→ **Task statement**
For this exercise, copy out each line of the material below that includes "hyper".

(Dataset records)
::::

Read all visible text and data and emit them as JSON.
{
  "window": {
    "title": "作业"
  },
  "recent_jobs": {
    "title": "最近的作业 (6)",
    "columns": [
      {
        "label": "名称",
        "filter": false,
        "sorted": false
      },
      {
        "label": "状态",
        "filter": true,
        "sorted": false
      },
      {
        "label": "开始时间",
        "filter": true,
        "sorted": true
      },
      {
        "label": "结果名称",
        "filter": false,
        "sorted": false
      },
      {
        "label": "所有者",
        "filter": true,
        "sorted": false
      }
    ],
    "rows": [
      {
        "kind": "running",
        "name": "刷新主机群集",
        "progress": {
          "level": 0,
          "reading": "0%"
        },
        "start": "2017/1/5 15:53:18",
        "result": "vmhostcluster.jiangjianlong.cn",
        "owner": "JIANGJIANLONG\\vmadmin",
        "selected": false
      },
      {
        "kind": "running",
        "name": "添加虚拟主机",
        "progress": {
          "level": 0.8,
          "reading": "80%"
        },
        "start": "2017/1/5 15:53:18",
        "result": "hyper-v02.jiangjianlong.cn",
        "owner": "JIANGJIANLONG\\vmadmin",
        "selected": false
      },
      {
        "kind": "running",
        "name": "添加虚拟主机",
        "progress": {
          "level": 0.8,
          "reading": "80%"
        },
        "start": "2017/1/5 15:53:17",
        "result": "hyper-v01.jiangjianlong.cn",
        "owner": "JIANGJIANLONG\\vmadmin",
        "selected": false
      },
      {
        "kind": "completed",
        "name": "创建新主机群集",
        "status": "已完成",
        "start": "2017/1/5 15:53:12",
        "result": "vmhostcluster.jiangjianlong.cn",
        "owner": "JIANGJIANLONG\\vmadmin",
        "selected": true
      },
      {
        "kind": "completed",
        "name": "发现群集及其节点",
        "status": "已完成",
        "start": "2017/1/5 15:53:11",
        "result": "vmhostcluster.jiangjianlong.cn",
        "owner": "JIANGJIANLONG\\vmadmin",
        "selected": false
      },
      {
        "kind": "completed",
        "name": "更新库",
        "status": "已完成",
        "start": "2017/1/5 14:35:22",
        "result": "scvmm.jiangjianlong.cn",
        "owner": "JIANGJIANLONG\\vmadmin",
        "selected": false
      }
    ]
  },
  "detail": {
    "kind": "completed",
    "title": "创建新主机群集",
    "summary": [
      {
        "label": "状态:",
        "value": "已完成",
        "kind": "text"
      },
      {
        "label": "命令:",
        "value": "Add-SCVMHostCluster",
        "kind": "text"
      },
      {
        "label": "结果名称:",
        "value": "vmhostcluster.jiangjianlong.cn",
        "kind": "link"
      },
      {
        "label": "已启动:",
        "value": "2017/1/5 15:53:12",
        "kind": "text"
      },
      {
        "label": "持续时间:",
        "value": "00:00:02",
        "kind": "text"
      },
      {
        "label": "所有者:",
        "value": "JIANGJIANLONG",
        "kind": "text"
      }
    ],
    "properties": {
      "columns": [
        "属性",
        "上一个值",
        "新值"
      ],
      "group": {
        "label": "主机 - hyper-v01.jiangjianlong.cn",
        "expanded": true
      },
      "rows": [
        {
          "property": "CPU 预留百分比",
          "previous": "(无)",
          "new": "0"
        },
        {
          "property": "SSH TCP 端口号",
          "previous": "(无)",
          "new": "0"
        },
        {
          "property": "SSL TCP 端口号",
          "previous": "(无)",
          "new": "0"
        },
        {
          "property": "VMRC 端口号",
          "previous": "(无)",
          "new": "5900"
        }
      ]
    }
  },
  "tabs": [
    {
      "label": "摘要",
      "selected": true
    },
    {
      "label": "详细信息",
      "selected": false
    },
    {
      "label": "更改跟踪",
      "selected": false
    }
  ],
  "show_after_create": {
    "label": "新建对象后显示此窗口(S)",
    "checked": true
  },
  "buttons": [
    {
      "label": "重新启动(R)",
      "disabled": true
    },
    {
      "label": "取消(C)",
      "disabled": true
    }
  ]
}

::::

→ **Solved exercise**
        "result": "hyper-v02.jiangjianlong.cn",
        "result": "hyper-v01.jiangjianlong.cn",
        "label": "主机 - hyper-v01.jiangjianlong.cn",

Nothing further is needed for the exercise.